**Tasks:**
A: Translate this sentence from the column on airline executive pay into Spanish: "Since joining Continental as president in 1994, Bethune has led one of the more spectacular turnarounds in the industry."
B: Write the next few paragraphs of the column on airline executive pay, carrying on in its voice after its final sentence.

**Text:**
__________________________________________________

July 31, 2005, 12:39AM

Compensation doesn't add up in Airlineland

By LOREN STEFFY
Copyright 2005 Houston Chronicle

When you look at the list of highest paid executives in Houston last year, one question jumps out.

How can somebody in one of the worst-performing industries make more money than all the energy industry executives whose options and performance were fueled by record oil prices?

The answer lies in what passes for success in Airlineland.

As you'll see elsewhere on this page, former Continental Airlines Chief Executive Gordon Bethune tops the pay list, pulling down $34.3 million, largely because of a generous retirement package.

Since joining Continental as president in 1994, Bethune has led one of the more spectacular turnarounds in the industry.

Under his leadership, a twice-bankrupt carrier pulled itself together, upgraded its fleet and improved customer service. And he did it while throwing off folksy aphorisms comparing airlines to pizza.

But was it worth $34 million?

Continental, after all, is far from fixed, and that was obvious well before Bethune retired at year's end.

It faces many of the same fundamental problems it did in 1994. In the ensuing decade, low-fare carriers have chipped away at market share and driven down fare prices. While Continental lost money in three of the past five years, Southwest Airlines posted profits.

Excluding his $27 million retirement package, Continental last year paid Bethune $7.2 million in salary, bonus and other benefits, according to the company's filings with the Securities and Exchange Commission.

__________________________________________________

**Given data:**
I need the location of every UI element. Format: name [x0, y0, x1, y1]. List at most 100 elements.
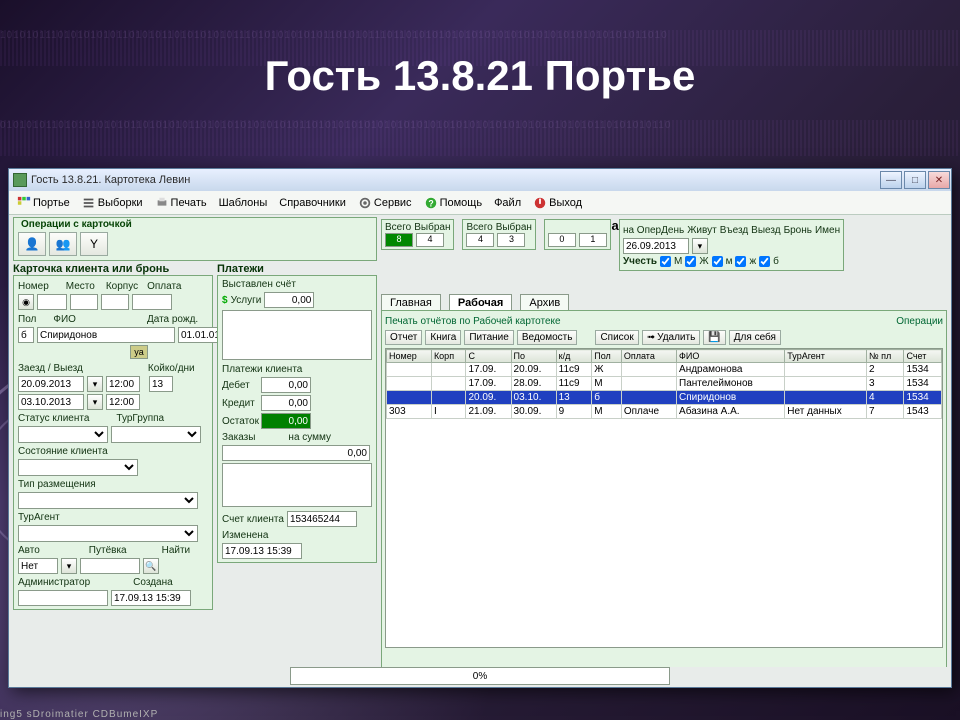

__________________________________________________

**Expected answers:**
A: Desde que se incorporó a Continental como presidente en 1994, Bethune ha dirigido una de las recuperaciones más espectaculares del sector.

B:
Southwest's chairman, Herb Kelleher, who helped found the airline that has changed the face of the industry, received $710,000. He also received stock options that may eventually be worth another $5 million, based on the company's estimate.

In fact, Southwest's six-member executive team cost shareholders $3.5 million, excluding options.

At Continental, the cost of the top six executives, excluding Bethune's retirement package, was $17.9 million. It would have been higher — $19.3 million — if current CEO Larry Kellner and President Jeffrey Smisek hadn't waived their bonuses.



Estimates are much higher

To be fair, options are a big part of Southwest's compensation plan, and using the company's highest estimates brings the costs more in line — about $18.9 million. Because Southwest stock went sideways last year, those options aren't going to pay out any time soon.

In other words, shareholders didn't get a return, and so executive pay was limited, despite the industry's best financial performance.

Continental shareholders, meanwhile, saw the value of their investment fall almost 17 percent last year.

Again, some perspective is needed. A 17 percent decline by airline standards isn't bad these days. Delta, just a few steps from bankruptcy, is the worst-performing stock in the Standard & Poor's 500 Index this year, falling some 60 percent.

Many of the initiatives begun under Bethune may help bring Continental out of its malaise. The airline is focusing on more profitable international routes and investing in more efficient aircraft.



Problems will continue

But it's far from fixed. As Continental was delivering Bethune's big check, it was asking its employees to surrender some of theirs. The airline pressed workers for $500 million in concessions and got them this spring.

Even before that, Continental workers earned less than the industry average. On an hourly basis, Southwest pays its pilots more.

That's because back in 1994, Continental's turnaround was financed in part by workers' sacrifices. They agreed to lower pay on the promise they would reap the rewards later.

Unlike Bethune, their reward has been more sacrifice. It's as if the money went straight from their paychecks to his.
Perhaps they could have set up a convenient payroll deduction plan.

We hear a lot of blather from the airline industry about how difficult the business is. They can't control fuel prices, unions are too demanding, Sept. 11 hurt the industry.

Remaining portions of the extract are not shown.